Copy out all the records exactly.

---*---

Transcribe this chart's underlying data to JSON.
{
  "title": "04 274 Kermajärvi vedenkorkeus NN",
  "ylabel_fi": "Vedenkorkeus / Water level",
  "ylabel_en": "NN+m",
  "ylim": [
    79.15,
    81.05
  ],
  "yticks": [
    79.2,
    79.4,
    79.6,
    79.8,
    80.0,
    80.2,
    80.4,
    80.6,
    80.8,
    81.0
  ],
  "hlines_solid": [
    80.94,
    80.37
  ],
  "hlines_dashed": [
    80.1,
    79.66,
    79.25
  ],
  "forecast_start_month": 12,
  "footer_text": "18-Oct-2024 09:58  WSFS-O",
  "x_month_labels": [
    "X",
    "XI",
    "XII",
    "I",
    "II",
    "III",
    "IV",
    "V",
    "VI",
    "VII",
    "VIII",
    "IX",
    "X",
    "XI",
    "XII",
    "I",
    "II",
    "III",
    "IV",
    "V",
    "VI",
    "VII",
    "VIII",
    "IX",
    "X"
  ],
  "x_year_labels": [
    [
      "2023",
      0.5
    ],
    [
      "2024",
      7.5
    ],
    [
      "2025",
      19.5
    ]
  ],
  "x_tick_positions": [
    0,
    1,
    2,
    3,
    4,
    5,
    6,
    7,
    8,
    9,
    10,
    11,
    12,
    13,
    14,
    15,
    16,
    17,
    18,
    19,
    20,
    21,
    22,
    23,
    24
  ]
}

---*---

■ RESPONSE TO THE EXERCISE
Transcribe this chart's underlying data to JSON.
{
  "title": "04 274 Kermajärvi vedenkorkeus NN",
  "ylabel_fi": "Vedenkorkeus / Water level",
  "ylabel_en": "NN+m",
  "ylim": [
    79.15,
    81.05
  ],
  "yticks": [
    79.2,
    79.4,
    79.6,
    79.8,
    80.0,
    80.2,
    80.4,
    80.6,
    80.8,
    81.0
  ],
  "hlines_solid": [
    80.94,
    80.37
  ],
  "hlines_dashed": [
    80.1,
    79.66,
    79.25
  ],
  "forecast_start_month": 12,
  "footer_text": "18-Oct-2024 09:58  WSFS-O",
  "x_month_labels": [
    "X",
    "XI",
    "XII",
    "I",
    "II",
    "III",
    "IV",
    "V",
    "VI",
    "VII",
    "VIII",
    "IX",
    "X",
    "XI",
    "XII",
    "I",
    "II",
    "III",
    "IV",
    "V",
    "VI",
    "VII",
    "VIII",
    "IX",
    "X"
  ],
  "x_year_labels": [
    [
      "2023",
      0.5
    ],
    [
      "2024",
      7.5
    ],
    [
      "2025",
      19.5
    ]
  ],
  "x_tick_positions": [
    0,
    1,
    2,
    3,
    4,
    5,
    6,
    7,
    8,
    9,
    10,
    11,
    12,
    13,
    14,
    15,
    16,
    17,
    18,
    19,
    20,
    21,
    22,
    23,
    24
  ]
}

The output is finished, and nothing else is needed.